- Problem
Write the count of lines that contain the word "NaOH" and nothing else.

- Entries shown
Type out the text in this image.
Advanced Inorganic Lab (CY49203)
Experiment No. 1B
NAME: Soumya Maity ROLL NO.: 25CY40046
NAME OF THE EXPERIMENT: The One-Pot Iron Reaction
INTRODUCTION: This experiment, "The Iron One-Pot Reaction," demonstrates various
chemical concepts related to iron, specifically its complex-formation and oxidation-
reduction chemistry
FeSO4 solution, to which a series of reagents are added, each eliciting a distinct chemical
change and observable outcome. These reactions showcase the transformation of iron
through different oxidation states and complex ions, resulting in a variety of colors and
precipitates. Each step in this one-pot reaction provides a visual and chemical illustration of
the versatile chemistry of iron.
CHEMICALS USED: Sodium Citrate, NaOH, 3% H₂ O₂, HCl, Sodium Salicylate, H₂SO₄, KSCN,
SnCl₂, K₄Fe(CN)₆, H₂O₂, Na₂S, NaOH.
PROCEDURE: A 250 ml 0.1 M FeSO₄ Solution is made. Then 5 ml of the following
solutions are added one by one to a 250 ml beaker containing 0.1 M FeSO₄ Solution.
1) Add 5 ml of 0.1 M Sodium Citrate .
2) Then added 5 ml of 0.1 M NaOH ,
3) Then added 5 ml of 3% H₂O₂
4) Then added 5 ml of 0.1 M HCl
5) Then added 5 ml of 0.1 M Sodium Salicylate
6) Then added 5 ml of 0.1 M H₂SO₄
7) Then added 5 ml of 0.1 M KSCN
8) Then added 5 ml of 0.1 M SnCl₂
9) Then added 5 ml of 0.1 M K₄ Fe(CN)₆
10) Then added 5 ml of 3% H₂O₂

- Output below
3